* _EXERCISE_
Return all lines that include the string "this".

Saved entries
*****

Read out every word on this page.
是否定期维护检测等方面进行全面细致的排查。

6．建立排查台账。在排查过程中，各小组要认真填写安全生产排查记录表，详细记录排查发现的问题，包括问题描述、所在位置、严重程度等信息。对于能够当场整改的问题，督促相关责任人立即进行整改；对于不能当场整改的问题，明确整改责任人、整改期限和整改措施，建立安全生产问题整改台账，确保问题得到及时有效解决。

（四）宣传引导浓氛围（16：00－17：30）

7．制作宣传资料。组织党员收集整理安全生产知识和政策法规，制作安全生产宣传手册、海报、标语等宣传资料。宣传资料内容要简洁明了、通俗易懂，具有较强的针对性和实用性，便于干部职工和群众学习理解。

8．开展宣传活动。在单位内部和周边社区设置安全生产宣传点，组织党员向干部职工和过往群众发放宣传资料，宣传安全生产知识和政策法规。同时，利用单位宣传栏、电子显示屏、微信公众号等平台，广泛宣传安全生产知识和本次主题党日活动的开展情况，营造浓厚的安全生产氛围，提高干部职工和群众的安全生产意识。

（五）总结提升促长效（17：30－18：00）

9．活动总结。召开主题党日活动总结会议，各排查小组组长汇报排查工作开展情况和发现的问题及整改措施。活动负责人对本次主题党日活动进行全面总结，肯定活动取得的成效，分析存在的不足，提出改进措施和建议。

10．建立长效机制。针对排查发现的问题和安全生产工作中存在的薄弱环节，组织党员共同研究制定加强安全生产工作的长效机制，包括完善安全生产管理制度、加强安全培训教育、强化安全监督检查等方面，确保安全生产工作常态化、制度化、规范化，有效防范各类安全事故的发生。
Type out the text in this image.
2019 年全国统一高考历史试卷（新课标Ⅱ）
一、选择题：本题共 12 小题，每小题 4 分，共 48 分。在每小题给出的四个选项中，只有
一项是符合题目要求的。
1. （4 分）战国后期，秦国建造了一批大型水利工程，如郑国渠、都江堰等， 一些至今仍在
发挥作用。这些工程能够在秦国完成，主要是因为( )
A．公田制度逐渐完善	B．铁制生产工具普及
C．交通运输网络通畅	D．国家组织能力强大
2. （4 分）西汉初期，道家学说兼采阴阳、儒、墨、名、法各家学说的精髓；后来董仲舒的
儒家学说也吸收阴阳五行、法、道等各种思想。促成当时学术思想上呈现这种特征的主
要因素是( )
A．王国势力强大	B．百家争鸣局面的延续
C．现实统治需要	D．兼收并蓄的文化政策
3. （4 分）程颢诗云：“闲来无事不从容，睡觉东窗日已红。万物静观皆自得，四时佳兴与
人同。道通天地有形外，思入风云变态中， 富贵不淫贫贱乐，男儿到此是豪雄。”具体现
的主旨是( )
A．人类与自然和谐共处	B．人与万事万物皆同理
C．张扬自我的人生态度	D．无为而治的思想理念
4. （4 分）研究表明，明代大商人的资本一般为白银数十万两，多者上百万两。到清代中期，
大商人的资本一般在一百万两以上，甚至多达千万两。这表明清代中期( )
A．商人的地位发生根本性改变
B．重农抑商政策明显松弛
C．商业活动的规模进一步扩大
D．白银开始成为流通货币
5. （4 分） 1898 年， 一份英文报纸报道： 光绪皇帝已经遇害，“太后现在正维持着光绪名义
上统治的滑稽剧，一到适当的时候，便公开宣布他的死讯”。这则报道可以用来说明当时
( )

*****

* _ANSWER TO THE PROBLEM_
Read out every word on this page.
Type out the text in this image.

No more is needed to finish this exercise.